(Riquadri con etichetta)
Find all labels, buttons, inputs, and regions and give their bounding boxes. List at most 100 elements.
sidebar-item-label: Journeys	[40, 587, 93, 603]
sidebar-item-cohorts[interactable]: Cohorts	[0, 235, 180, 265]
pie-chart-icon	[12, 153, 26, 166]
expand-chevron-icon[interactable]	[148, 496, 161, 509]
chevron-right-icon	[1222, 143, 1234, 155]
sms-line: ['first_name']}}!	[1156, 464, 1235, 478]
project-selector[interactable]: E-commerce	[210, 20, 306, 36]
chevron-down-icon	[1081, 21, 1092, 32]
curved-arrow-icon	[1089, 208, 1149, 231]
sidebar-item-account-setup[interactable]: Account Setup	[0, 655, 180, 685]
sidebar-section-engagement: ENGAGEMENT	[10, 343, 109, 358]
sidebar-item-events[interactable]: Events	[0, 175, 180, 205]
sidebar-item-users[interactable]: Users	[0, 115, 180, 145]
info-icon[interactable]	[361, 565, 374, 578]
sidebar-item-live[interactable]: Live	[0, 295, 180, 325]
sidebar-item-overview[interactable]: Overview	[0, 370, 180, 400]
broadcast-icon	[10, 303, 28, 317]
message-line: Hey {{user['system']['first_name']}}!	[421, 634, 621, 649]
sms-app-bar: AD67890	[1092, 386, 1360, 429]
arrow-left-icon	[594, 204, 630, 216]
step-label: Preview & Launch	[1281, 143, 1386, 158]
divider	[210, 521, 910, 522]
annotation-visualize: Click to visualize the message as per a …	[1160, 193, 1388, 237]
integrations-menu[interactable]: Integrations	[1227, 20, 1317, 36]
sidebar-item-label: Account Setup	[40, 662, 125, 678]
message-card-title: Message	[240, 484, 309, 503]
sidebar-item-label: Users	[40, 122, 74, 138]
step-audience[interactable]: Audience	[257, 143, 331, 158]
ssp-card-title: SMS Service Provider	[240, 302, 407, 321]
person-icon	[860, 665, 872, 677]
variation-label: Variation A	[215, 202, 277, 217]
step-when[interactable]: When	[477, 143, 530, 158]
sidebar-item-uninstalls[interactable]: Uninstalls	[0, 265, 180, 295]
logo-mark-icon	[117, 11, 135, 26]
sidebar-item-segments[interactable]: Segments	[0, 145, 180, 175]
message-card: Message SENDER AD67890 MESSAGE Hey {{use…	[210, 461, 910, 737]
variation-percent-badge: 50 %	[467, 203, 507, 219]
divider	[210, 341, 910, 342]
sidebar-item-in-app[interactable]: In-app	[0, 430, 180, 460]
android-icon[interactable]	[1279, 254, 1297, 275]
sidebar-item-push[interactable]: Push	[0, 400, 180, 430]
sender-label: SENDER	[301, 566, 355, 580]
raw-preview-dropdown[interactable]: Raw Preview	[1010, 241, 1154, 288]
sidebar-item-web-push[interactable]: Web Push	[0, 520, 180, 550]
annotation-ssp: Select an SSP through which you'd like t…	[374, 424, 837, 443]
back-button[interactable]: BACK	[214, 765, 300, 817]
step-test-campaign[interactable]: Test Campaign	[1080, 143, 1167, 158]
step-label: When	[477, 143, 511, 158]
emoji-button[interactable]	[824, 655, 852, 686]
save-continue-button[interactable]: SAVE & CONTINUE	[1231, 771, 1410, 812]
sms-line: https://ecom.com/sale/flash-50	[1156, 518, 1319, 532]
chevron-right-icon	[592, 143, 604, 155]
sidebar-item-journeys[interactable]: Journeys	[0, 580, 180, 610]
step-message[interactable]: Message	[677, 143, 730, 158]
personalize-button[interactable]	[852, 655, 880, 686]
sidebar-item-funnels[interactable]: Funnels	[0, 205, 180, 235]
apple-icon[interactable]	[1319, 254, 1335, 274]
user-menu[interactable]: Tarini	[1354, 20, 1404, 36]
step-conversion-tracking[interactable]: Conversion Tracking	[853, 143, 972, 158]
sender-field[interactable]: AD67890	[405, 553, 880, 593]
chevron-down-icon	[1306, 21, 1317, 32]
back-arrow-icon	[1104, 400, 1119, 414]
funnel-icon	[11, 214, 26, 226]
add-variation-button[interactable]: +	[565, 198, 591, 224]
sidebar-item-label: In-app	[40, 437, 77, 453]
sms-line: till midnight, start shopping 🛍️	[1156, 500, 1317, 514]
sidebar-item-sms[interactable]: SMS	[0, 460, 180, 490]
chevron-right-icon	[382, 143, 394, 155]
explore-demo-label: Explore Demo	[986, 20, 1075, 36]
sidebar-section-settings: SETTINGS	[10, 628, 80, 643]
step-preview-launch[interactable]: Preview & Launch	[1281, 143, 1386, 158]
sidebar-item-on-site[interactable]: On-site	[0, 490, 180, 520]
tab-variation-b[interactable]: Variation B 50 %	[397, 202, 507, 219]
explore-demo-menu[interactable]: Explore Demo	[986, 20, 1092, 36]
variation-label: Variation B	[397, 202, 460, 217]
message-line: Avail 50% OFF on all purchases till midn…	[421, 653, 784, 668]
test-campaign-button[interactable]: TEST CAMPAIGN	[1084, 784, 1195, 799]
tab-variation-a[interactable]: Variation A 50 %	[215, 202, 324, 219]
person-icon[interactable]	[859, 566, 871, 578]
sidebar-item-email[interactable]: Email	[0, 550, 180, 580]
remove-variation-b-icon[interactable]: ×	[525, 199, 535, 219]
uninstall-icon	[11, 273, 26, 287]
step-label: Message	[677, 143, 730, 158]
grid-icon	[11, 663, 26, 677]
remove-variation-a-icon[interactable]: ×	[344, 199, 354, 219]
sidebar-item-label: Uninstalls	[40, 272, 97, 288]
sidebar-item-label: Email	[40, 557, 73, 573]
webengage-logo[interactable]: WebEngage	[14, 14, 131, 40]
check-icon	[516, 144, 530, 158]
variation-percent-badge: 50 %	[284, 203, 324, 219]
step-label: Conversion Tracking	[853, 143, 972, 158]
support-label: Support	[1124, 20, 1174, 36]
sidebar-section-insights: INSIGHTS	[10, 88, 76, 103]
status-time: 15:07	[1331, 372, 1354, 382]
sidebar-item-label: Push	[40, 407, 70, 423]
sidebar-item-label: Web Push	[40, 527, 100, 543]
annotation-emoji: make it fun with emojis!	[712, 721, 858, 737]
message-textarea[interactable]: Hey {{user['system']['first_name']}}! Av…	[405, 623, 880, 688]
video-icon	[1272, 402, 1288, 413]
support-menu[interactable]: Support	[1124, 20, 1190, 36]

> _Il compito_:
Rinomina "E-commerce" in "Retail" in tutte le righe qui sopra e riscrivile, senza cambiare nient'altro.

> _Risposta scritta_:
Find all labels, buttons, inputs, and regions and give their bounding boxes. List at most 100 elements.
sidebar-item-label: Journeys	[40, 587, 93, 603]
sidebar-item-cohorts[interactable]: Cohorts	[0, 235, 180, 265]
pie-chart-icon	[12, 153, 26, 166]
expand-chevron-icon[interactable]	[148, 496, 161, 509]
chevron-right-icon	[1222, 143, 1234, 155]
sms-line: ['first_name']}}!	[1156, 464, 1235, 478]
project-selector[interactable]: Retail	[210, 20, 306, 36]
chevron-down-icon	[1081, 21, 1092, 32]
curved-arrow-icon	[1089, 208, 1149, 231]
sidebar-item-account-setup[interactable]: Account Setup	[0, 655, 180, 685]
sidebar-section-engagement: ENGAGEMENT	[10, 343, 109, 358]
sidebar-item-events[interactable]: Events	[0, 175, 180, 205]
sidebar-item-users[interactable]: Users	[0, 115, 180, 145]
info-icon[interactable]	[361, 565, 374, 578]
sidebar-item-live[interactable]: Live	[0, 295, 180, 325]
sidebar-item-overview[interactable]: Overview	[0, 370, 180, 400]
broadcast-icon	[10, 303, 28, 317]
message-line: Hey {{user['system']['first_name']}}!	[421, 634, 621, 649]
sms-app-bar: AD67890	[1092, 386, 1360, 429]
arrow-left-icon	[594, 204, 630, 216]
step-label: Preview & Launch	[1281, 143, 1386, 158]
divider	[210, 521, 910, 522]
annotation-visualize: Click to visualize the message as per a …	[1160, 193, 1388, 237]
integrations-menu[interactable]: Integrations	[1227, 20, 1317, 36]
sidebar-item-label: Account Setup	[40, 662, 125, 678]
message-card-title: Message	[240, 484, 309, 503]
sidebar-item-label: Users	[40, 122, 74, 138]
step-audience[interactable]: Audience	[257, 143, 331, 158]
ssp-card-title: SMS Service Provider	[240, 302, 407, 321]
person-icon	[860, 665, 872, 677]
variation-label: Variation A	[215, 202, 277, 217]
step-when[interactable]: When	[477, 143, 530, 158]
sidebar-item-uninstalls[interactable]: Uninstalls	[0, 265, 180, 295]
logo-mark-icon	[117, 11, 135, 26]
sidebar-item-segments[interactable]: Segments	[0, 145, 180, 175]
message-card: Message SENDER AD67890 MESSAGE Hey {{use…	[210, 461, 910, 737]
variation-percent-badge: 50 %	[467, 203, 507, 219]
divider	[210, 341, 910, 342]
sidebar-item-in-app[interactable]: In-app	[0, 430, 180, 460]
android-icon[interactable]	[1279, 254, 1297, 275]
sidebar-item-push[interactable]: Push	[0, 400, 180, 430]
sender-label: SENDER	[301, 566, 355, 580]
raw-preview-dropdown[interactable]: Raw Preview	[1010, 241, 1154, 288]
sidebar-item-web-push[interactable]: Web Push	[0, 520, 180, 550]
annotation-ssp: Select an SSP through which you'd like t…	[374, 424, 837, 443]
back-button[interactable]: BACK	[214, 765, 300, 817]
step-test-campaign[interactable]: Test Campaign	[1080, 143, 1167, 158]
step-label: When	[477, 143, 511, 158]
emoji-button[interactable]	[824, 655, 852, 686]
save-continue-button[interactable]: SAVE & CONTINUE	[1231, 771, 1410, 812]
sms-line: https://ecom.com/sale/flash-50	[1156, 518, 1319, 532]
chevron-right-icon	[592, 143, 604, 155]
sidebar-item-journeys[interactable]: Journeys	[0, 580, 180, 610]
step-message[interactable]: Message	[677, 143, 730, 158]
personalize-button[interactable]	[852, 655, 880, 686]
sidebar-item-funnels[interactable]: Funnels	[0, 205, 180, 235]
apple-icon[interactable]	[1319, 254, 1335, 274]
user-menu[interactable]: Tarini	[1354, 20, 1404, 36]
step-conversion-tracking[interactable]: Conversion Tracking	[853, 143, 972, 158]
sender-field[interactable]: AD67890	[405, 553, 880, 593]
chevron-down-icon	[1306, 21, 1317, 32]
back-arrow-icon	[1104, 400, 1119, 414]
funnel-icon	[11, 214, 26, 226]
add-variation-button[interactable]: +	[565, 198, 591, 224]
sidebar-item-label: In-app	[40, 437, 77, 453]
sms-line: till midnight, start shopping 🛍️	[1156, 500, 1317, 514]
sidebar-item-sms[interactable]: SMS	[0, 460, 180, 490]
chevron-right-icon	[382, 143, 394, 155]
explore-demo-label: Explore Demo	[986, 20, 1075, 36]
sidebar-section-settings: SETTINGS	[10, 628, 80, 643]
step-preview-launch[interactable]: Preview & Launch	[1281, 143, 1386, 158]
sidebar-item-on-site[interactable]: On-site	[0, 490, 180, 520]
tab-variation-b[interactable]: Variation B 50 %	[397, 202, 507, 219]
explore-demo-menu[interactable]: Explore Demo	[986, 20, 1092, 36]
variation-label: Variation B	[397, 202, 460, 217]
message-line: Avail 50% OFF on all purchases till midn…	[421, 653, 784, 668]
test-campaign-button[interactable]: TEST CAMPAIGN	[1084, 784, 1195, 799]
tab-variation-a[interactable]: Variation A 50 %	[215, 202, 324, 219]
person-icon[interactable]	[859, 566, 871, 578]
sidebar-item-email[interactable]: Email	[0, 550, 180, 580]
remove-variation-b-icon[interactable]: ×	[525, 199, 535, 219]
uninstall-icon	[11, 273, 26, 287]
step-label: Message	[677, 143, 730, 158]
grid-icon	[11, 663, 26, 677]
remove-variation-a-icon[interactable]: ×	[344, 199, 354, 219]
sidebar-item-label: Uninstalls	[40, 272, 97, 288]
sidebar-item-label: Email	[40, 557, 73, 573]
webengage-logo[interactable]: WebEngage	[14, 14, 131, 40]
check-icon	[516, 144, 530, 158]
variation-percent-badge: 50 %	[284, 203, 324, 219]
step-label: Conversion Tracking	[853, 143, 972, 158]
support-label: Support	[1124, 20, 1174, 36]
sidebar-section-insights: INSIGHTS	[10, 88, 76, 103]
status-time: 15:07	[1331, 372, 1354, 382]
sidebar-item-label: Push	[40, 407, 70, 423]
sidebar-item-label: Web Push	[40, 527, 100, 543]
annotation-emoji: make it fun with emojis!	[712, 721, 858, 737]
message-textarea[interactable]: Hey {{user['system']['first_name']}}! Av…	[405, 623, 880, 688]
video-icon	[1272, 402, 1288, 413]
support-menu[interactable]: Support	[1124, 20, 1190, 36]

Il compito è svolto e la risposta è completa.